◆ Directive
Pick out every line with the word "地形方丈图" and copy it.

◆ Dataset records
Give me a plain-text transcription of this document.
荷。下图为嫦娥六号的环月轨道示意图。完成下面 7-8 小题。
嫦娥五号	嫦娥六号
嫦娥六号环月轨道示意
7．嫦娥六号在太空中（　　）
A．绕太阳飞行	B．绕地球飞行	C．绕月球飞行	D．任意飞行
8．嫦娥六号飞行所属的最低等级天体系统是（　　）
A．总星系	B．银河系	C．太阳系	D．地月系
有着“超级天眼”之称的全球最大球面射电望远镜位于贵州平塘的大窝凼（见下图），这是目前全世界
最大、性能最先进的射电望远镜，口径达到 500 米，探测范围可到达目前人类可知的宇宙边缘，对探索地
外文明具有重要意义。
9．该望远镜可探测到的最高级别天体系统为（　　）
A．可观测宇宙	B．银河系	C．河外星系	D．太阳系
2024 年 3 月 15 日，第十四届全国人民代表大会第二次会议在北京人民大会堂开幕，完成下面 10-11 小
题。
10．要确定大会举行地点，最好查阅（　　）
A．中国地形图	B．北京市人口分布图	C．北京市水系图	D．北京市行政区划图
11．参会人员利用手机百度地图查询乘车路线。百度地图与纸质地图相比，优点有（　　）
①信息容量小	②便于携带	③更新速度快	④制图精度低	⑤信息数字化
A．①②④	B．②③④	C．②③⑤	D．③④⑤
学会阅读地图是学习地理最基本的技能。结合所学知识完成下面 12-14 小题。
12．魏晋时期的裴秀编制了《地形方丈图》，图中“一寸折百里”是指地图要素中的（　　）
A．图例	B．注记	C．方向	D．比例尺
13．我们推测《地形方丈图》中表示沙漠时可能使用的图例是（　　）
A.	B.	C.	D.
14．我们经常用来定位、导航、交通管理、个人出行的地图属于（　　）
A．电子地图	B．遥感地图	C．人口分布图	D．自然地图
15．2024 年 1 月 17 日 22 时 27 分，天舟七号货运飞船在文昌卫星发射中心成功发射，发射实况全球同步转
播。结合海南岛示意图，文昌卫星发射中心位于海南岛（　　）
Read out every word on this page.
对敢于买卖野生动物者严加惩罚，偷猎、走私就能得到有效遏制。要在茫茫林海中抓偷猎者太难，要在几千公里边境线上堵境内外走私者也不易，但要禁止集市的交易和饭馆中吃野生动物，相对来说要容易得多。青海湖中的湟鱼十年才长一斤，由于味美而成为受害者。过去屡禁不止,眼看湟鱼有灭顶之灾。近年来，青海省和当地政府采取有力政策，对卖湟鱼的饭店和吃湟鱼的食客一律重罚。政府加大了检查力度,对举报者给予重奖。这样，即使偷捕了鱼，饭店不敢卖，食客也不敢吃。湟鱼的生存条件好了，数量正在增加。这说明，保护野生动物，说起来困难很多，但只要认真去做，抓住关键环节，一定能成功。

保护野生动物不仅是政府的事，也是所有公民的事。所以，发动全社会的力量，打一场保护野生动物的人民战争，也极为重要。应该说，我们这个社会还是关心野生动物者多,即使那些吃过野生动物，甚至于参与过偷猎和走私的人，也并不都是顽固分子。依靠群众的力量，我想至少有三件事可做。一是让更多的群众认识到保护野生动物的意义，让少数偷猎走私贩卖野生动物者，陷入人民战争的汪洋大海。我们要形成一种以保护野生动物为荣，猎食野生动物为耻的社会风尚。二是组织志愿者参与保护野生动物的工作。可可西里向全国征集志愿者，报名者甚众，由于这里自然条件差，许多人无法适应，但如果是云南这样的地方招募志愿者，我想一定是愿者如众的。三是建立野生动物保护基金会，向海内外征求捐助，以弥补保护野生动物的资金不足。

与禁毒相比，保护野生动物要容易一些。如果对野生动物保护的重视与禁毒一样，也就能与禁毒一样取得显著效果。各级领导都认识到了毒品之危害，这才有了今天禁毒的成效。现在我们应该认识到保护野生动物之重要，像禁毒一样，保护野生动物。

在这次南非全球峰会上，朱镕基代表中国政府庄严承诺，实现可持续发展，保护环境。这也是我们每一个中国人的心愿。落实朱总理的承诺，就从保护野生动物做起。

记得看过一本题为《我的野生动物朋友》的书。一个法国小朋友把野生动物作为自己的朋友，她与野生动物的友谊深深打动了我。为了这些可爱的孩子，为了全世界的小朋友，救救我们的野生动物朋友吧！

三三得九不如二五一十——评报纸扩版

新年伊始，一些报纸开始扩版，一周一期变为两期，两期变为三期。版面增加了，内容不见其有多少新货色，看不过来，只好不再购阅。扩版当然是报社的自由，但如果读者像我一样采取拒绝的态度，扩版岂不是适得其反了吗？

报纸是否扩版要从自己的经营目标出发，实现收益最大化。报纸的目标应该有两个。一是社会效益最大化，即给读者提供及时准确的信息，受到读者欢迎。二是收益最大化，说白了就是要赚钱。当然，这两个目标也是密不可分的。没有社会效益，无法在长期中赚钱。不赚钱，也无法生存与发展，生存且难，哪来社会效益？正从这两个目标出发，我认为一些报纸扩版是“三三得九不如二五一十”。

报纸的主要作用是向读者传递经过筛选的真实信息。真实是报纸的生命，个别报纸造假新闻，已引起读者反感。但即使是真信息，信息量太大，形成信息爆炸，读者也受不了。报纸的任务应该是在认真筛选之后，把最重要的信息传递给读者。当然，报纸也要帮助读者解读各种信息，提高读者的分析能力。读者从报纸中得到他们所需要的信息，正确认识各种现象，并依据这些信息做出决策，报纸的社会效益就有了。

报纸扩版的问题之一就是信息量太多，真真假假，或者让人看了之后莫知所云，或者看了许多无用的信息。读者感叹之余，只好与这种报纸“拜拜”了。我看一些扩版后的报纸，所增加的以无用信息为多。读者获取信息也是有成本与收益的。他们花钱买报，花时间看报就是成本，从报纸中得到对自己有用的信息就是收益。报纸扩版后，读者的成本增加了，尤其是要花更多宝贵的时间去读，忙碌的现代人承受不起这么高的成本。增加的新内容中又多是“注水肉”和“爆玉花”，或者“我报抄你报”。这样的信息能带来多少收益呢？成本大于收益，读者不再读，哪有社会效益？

◆ Worked answer
12．魏晋时期的裴秀编制了《地形方丈图》，图中“一寸折百里”是指地图要素中的（　　）
13．我们推测《地形方丈图》中表示沙漠时可能使用的图例是（　　）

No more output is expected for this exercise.